→ What to do
Give an exact transcription of every line, dropping the images.
*****
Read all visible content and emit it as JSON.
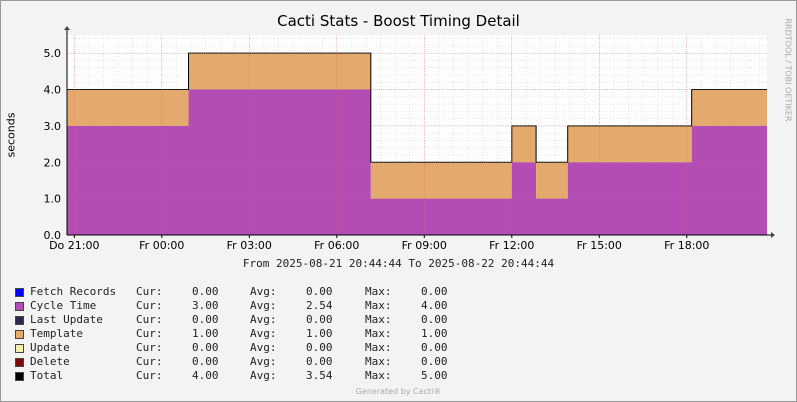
{
  "chart_data": {
    "type": "area",
    "stacked": true,
    "title": "Cacti Stats - Boost Timing Detail",
    "ylabel": "seconds",
    "ylim": [
      0,
      5.5
    ],
    "yticks": [
      "0.0",
      "1.0",
      "2.0",
      "3.0",
      "4.0",
      "5.0"
    ],
    "x": [
      "Do 20:45",
      "Do 21:00",
      "Fr 00:00",
      "Fr 00:45",
      "Fr 00:55",
      "Fr 07:00",
      "Fr 07:10",
      "Fr 11:45",
      "Fr 12:00",
      "Fr 12:50",
      "Fr 13:55",
      "Fr 14:00",
      "Fr 18:00",
      "Fr 18:10",
      "Fr 20:45"
    ],
    "xlim_labels": [
      "Do 21:00",
      "Fr 00:00",
      "Fr 03:00",
      "Fr 06:00",
      "Fr 09:00",
      "Fr 12:00",
      "Fr 15:00",
      "Fr 18:00"
    ],
    "grid": true,
    "series": [
      {
        "name": "Fetch Records",
        "color": "#0000ff",
        "values": [
          0,
          0,
          0,
          0,
          0,
          0,
          0,
          0,
          0,
          0,
          0,
          0,
          0,
          0,
          0
        ]
      },
      {
        "name": "Cycle Time",
        "color": "#b34cb3",
        "values": [
          3,
          3,
          3,
          3,
          4,
          4,
          1,
          1,
          2,
          1,
          2,
          2,
          2,
          3,
          3
        ]
      },
      {
        "name": "Last Update",
        "color": "#2a2a4a",
        "values": [
          0,
          0,
          0,
          0,
          0,
          0,
          0,
          0,
          0,
          0,
          0,
          0,
          0,
          0,
          0
        ]
      },
      {
        "name": "Template",
        "color": "#e3a96d",
        "values": [
          1,
          1,
          1,
          1,
          1,
          1,
          1,
          1,
          1,
          1,
          1,
          1,
          1,
          1,
          1
        ]
      },
      {
        "name": "Update",
        "color": "#f5f0b0",
        "values": [
          0,
          0,
          0,
          0,
          0,
          0,
          0,
          0,
          0,
          0,
          0,
          0,
          0,
          0,
          0
        ]
      },
      {
        "name": "Delete",
        "color": "#7a0a0a",
        "values": [
          0,
          0,
          0,
          0,
          0,
          0,
          0,
          0,
          0,
          0,
          0,
          0,
          0,
          0,
          0
        ]
      },
      {
        "name": "Total",
        "color": "#000000",
        "values": [
          4,
          4,
          4,
          4,
          5,
          5,
          2,
          2,
          3,
          2,
          3,
          3,
          3,
          4,
          4
        ]
      }
    ]
  },
  "header": {
    "daterange": "From 2025-08-21 20:44:44 To 2025-08-22 20:44:44",
    "watermark": "RRDTOOL / TOBI OETIKER",
    "footer": "Generated by Cacti®"
  },
  "legend": [
    {
      "name": "Fetch Records",
      "color": "#0000ff",
      "cur_label": "Cur:",
      "cur": "0.00",
      "avg_label": "Avg:",
      "avg": "0.00",
      "max_label": "Max:",
      "max": "0.00"
    },
    {
      "name": "Cycle Time",
      "color": "#b34cb3",
      "cur_label": "Cur:",
      "cur": "3.00",
      "avg_label": "Avg:",
      "avg": "2.54",
      "max_label": "Max:",
      "max": "4.00"
    },
    {
      "name": "Last Update",
      "color": "#2a2a4a",
      "cur_label": "Cur:",
      "cur": "0.00",
      "avg_label": "Avg:",
      "avg": "0.00",
      "max_label": "Max:",
      "max": "0.00"
    },
    {
      "name": "Template",
      "color": "#e3a96d",
      "cur_label": "Cur:",
      "cur": "1.00",
      "avg_label": "Avg:",
      "avg": "1.00",
      "max_label": "Max:",
      "max": "1.00"
    },
    {
      "name": "Update",
      "color": "#f5f0b0",
      "cur_label": "Cur:",
      "cur": "0.00",
      "avg_label": "Avg:",
      "avg": "0.00",
      "max_label": "Max:",
      "max": "0.00"
    },
    {
      "name": "Delete",
      "color": "#7a0a0a",
      "cur_label": "Cur:",
      "cur": "0.00",
      "avg_label": "Avg:",
      "avg": "0.00",
      "max_label": "Max:",
      "max": "0.00"
    },
    {
      "name": "Total",
      "color": "#000000",
      "cur_label": "Cur:",
      "cur": "4.00",
      "avg_label": "Avg:",
      "avg": "3.54",
      "max_label": "Max:",
      "max": "5.00"
    }
  ]
}
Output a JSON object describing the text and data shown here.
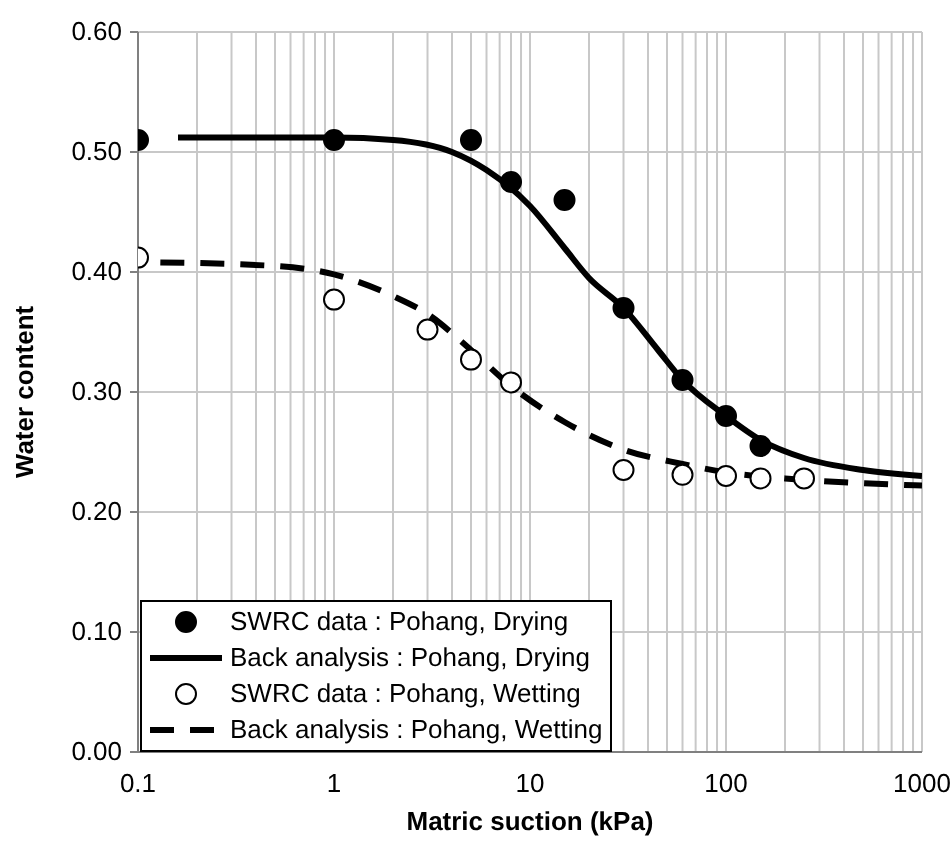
*****
→ Response to this task
Read all visible content and emit it as JSON.
{
  "chart_data": {
    "type": "area",
    "stacked": true,
    "title": "Cacti Stats - Boost Timing Detail",
    "ylabel": "seconds",
    "ylim": [
      0,
      5.5
    ],
    "yticks": [
      "0.0",
      "1.0",
      "2.0",
      "3.0",
      "4.0",
      "5.0"
    ],
    "x": [
      "Do 20:45",
      "Do 21:00",
      "Fr 00:00",
      "Fr 00:45",
      "Fr 00:55",
      "Fr 07:00",
      "Fr 07:10",
      "Fr 11:45",
      "Fr 12:00",
      "Fr 12:50",
      "Fr 13:55",
      "Fr 14:00",
      "Fr 18:00",
      "Fr 18:10",
      "Fr 20:45"
    ],
    "xlim_labels": [
      "Do 21:00",
      "Fr 00:00",
      "Fr 03:00",
      "Fr 06:00",
      "Fr 09:00",
      "Fr 12:00",
      "Fr 15:00",
      "Fr 18:00"
    ],
    "grid": true,
    "series": [
      {
        "name": "Fetch Records",
        "color": "#0000ff",
        "values": [
          0,
          0,
          0,
          0,
          0,
          0,
          0,
          0,
          0,
          0,
          0,
          0,
          0,
          0,
          0
        ]
      },
      {
        "name": "Cycle Time",
        "color": "#b34cb3",
        "values": [
          3,
          3,
          3,
          3,
          4,
          4,
          1,
          1,
          2,
          1,
          2,
          2,
          2,
          3,
          3
        ]
      },
      {
        "name": "Last Update",
        "color": "#2a2a4a",
        "values": [
          0,
          0,
          0,
          0,
          0,
          0,
          0,
          0,
          0,
          0,
          0,
          0,
          0,
          0,
          0
        ]
      },
      {
        "name": "Template",
        "color": "#e3a96d",
        "values": [
          1,
          1,
          1,
          1,
          1,
          1,
          1,
          1,
          1,
          1,
          1,
          1,
          1,
          1,
          1
        ]
      },
      {
        "name": "Update",
        "color": "#f5f0b0",
        "values": [
          0,
          0,
          0,
          0,
          0,
          0,
          0,
          0,
          0,
          0,
          0,
          0,
          0,
          0,
          0
        ]
      },
      {
        "name": "Delete",
        "color": "#7a0a0a",
        "values": [
          0,
          0,
          0,
          0,
          0,
          0,
          0,
          0,
          0,
          0,
          0,
          0,
          0,
          0,
          0
        ]
      },
      {
        "name": "Total",
        "color": "#000000",
        "values": [
          4,
          4,
          4,
          4,
          5,
          5,
          2,
          2,
          3,
          2,
          3,
          3,
          3,
          4,
          4
        ]
      }
    ]
  },
  "header": {
    "daterange": "From 2025-08-21 20:44:44 To 2025-08-22 20:44:44",
    "watermark": "RRDTOOL / TOBI OETIKER",
    "footer": "Generated by Cacti®"
  },
  "legend": [
    {
      "name": "Fetch Records",
      "color": "#0000ff",
      "cur_label": "Cur:",
      "cur": "0.00",
      "avg_label": "Avg:",
      "avg": "0.00",
      "max_label": "Max:",
      "max": "0.00"
    },
    {
      "name": "Cycle Time",
      "color": "#b34cb3",
      "cur_label": "Cur:",
      "cur": "3.00",
      "avg_label": "Avg:",
      "avg": "2.54",
      "max_label": "Max:",
      "max": "4.00"
    },
    {
      "name": "Last Update",
      "color": "#2a2a4a",
      "cur_label": "Cur:",
      "cur": "0.00",
      "avg_label": "Avg:",
      "avg": "0.00",
      "max_label": "Max:",
      "max": "0.00"
    },
    {
      "name": "Template",
      "color": "#e3a96d",
      "cur_label": "Cur:",
      "cur": "1.00",
      "avg_label": "Avg:",
      "avg": "1.00",
      "max_label": "Max:",
      "max": "1.00"
    },
    {
      "name": "Update",
      "color": "#f5f0b0",
      "cur_label": "Cur:",
      "cur": "0.00",
      "avg_label": "Avg:",
      "avg": "0.00",
      "max_label": "Max:",
      "max": "0.00"
    },
    {
      "name": "Delete",
      "color": "#7a0a0a",
      "cur_label": "Cur:",
      "cur": "0.00",
      "avg_label": "Avg:",
      "avg": "0.00",
      "max_label": "Max:",
      "max": "0.00"
    },
    {
      "name": "Total",
      "color": "#000000",
      "cur_label": "Cur:",
      "cur": "4.00",
      "avg_label": "Avg:",
      "avg": "3.54",
      "max_label": "Max:",
      "max": "5.00"
    }
  ]
}
Output a JSON object describing the text and data shown here.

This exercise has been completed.